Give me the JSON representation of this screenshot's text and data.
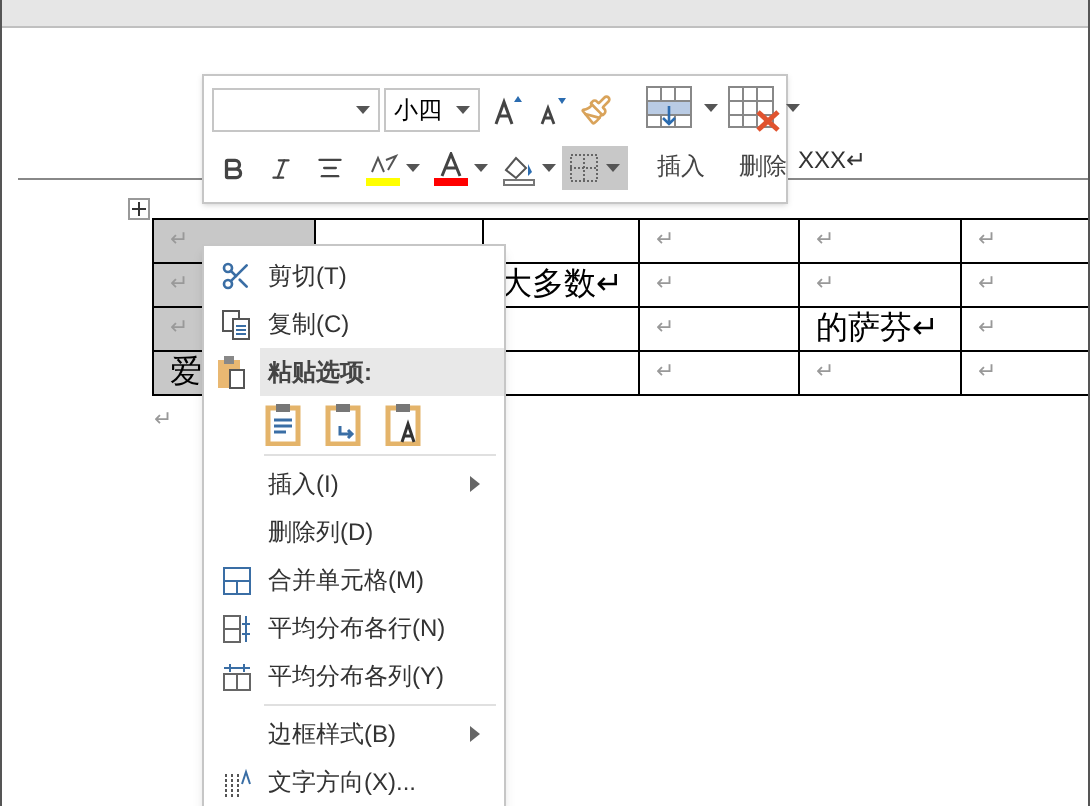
{
  "document": {
    "heading_tail": "XXX↵",
    "after_table": "↵"
  },
  "table": {
    "columns": [
      {
        "selected": true
      },
      {
        "selected": false
      },
      {
        "selected": false
      },
      {
        "selected": false
      },
      {
        "selected": false
      },
      {
        "selected": false
      }
    ],
    "rows": [
      [
        "↵",
        null,
        null,
        "↵",
        "↵",
        "↵"
      ],
      [
        "↵",
        null,
        "大多数↵",
        "↵",
        "↵",
        "↵"
      ],
      [
        "↵",
        null,
        null,
        "↵",
        "的萨芬↵",
        "↵"
      ],
      [
        "爱",
        null,
        null,
        "↵",
        "↵",
        "↵"
      ]
    ]
  },
  "mini_toolbar": {
    "font_size": "小四",
    "insert_label": "插入",
    "delete_label": "删除",
    "borders_selected": true
  },
  "context_menu": [
    {
      "kind": "command",
      "label": "剪切(T)",
      "submenu": false
    },
    {
      "kind": "command",
      "label": "复制(C)",
      "submenu": false
    },
    {
      "kind": "header",
      "label": "粘贴选项:"
    },
    {
      "kind": "paste_options"
    },
    {
      "kind": "separator"
    },
    {
      "kind": "command",
      "label": "插入(I)",
      "submenu": true
    },
    {
      "kind": "command",
      "label": "删除列(D)",
      "submenu": false
    },
    {
      "kind": "command",
      "label": "合并单元格(M)",
      "submenu": false
    },
    {
      "kind": "command",
      "label": "平均分布各行(N)",
      "submenu": false
    },
    {
      "kind": "command",
      "label": "平均分布各列(Y)",
      "submenu": false
    },
    {
      "kind": "separator"
    },
    {
      "kind": "command",
      "label": "边框样式(B)",
      "submenu": true
    },
    {
      "kind": "command",
      "label": "文字方向(X)...",
      "submenu": false
    }
  ]
}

▶ [Exercise description] Copy all the data exactly as written, but skip any picture.

▶ [Reply]
Give me the JSON representation of this screenshot's text and data.
{
  "document": {
    "heading_tail": "XXX↵",
    "after_table": "↵"
  },
  "table": {
    "columns": [
      {
        "selected": true
      },
      {
        "selected": false
      },
      {
        "selected": false
      },
      {
        "selected": false
      },
      {
        "selected": false
      },
      {
        "selected": false
      }
    ],
    "rows": [
      [
        "↵",
        null,
        null,
        "↵",
        "↵",
        "↵"
      ],
      [
        "↵",
        null,
        "大多数↵",
        "↵",
        "↵",
        "↵"
      ],
      [
        "↵",
        null,
        null,
        "↵",
        "的萨芬↵",
        "↵"
      ],
      [
        "爱",
        null,
        null,
        "↵",
        "↵",
        "↵"
      ]
    ]
  },
  "mini_toolbar": {
    "font_size": "小四",
    "insert_label": "插入",
    "delete_label": "删除",
    "borders_selected": true
  },
  "context_menu": [
    {
      "kind": "command",
      "label": "剪切(T)",
      "submenu": false
    },
    {
      "kind": "command",
      "label": "复制(C)",
      "submenu": false
    },
    {
      "kind": "header",
      "label": "粘贴选项:"
    },
    {
      "kind": "paste_options"
    },
    {
      "kind": "separator"
    },
    {
      "kind": "command",
      "label": "插入(I)",
      "submenu": true
    },
    {
      "kind": "command",
      "label": "删除列(D)",
      "submenu": false
    },
    {
      "kind": "command",
      "label": "合并单元格(M)",
      "submenu": false
    },
    {
      "kind": "command",
      "label": "平均分布各行(N)",
      "submenu": false
    },
    {
      "kind": "command",
      "label": "平均分布各列(Y)",
      "submenu": false
    },
    {
      "kind": "separator"
    },
    {
      "kind": "command",
      "label": "边框样式(B)",
      "submenu": true
    },
    {
      "kind": "command",
      "label": "文字方向(X)...",
      "submenu": false
    }
  ]
}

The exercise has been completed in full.